**DIRECTIONS FOR THIS TASK:** Look through the lines below, find those with the word "JSON", and copy them.

Extracted data entries
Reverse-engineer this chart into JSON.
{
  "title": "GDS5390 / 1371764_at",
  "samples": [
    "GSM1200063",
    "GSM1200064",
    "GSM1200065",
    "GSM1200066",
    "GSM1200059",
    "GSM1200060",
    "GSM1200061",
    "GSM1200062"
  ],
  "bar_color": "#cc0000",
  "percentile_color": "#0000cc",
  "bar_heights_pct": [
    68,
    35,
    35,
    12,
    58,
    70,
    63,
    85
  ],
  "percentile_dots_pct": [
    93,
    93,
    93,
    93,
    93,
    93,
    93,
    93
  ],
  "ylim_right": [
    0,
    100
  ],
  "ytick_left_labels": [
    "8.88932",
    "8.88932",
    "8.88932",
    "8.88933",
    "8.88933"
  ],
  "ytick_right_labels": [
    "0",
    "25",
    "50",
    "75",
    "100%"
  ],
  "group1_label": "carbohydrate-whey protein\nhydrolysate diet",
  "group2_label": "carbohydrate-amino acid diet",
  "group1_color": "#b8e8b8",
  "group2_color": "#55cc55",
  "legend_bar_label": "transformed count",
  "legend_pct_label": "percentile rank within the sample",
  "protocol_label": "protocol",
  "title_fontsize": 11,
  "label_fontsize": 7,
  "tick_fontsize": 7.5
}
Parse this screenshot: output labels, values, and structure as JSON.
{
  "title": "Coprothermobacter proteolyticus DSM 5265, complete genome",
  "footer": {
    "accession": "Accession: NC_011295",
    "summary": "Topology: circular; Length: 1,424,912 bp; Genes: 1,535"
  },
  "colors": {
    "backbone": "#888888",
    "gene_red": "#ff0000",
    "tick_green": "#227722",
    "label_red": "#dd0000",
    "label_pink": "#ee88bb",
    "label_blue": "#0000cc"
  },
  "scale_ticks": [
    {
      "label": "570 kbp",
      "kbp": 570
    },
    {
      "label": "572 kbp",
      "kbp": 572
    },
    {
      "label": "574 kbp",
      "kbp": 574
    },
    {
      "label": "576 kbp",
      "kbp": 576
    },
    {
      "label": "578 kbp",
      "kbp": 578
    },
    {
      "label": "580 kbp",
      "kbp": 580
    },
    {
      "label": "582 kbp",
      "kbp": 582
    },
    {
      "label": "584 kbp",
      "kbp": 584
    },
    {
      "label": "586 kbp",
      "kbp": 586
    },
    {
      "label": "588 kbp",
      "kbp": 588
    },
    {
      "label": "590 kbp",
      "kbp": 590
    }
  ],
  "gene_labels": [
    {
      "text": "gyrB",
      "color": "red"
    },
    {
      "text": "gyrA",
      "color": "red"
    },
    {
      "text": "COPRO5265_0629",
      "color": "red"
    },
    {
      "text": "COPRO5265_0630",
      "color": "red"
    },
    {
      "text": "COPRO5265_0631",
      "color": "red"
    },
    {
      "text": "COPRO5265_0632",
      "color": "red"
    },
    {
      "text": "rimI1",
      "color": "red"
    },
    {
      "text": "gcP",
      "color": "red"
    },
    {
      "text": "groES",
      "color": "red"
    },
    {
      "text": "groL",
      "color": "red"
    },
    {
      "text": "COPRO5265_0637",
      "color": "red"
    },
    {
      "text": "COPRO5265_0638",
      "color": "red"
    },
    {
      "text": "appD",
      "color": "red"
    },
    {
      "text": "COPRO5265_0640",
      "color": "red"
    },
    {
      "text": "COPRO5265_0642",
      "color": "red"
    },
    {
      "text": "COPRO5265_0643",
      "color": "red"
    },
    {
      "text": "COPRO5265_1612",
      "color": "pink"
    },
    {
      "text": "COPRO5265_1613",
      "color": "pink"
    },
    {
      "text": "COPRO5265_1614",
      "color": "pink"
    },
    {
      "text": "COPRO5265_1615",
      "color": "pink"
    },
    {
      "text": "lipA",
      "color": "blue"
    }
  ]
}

**ANSWER BOX:**
Reverse-engineer this chart into JSON.
Parse this screenshot: output labels, values, and structure as JSON.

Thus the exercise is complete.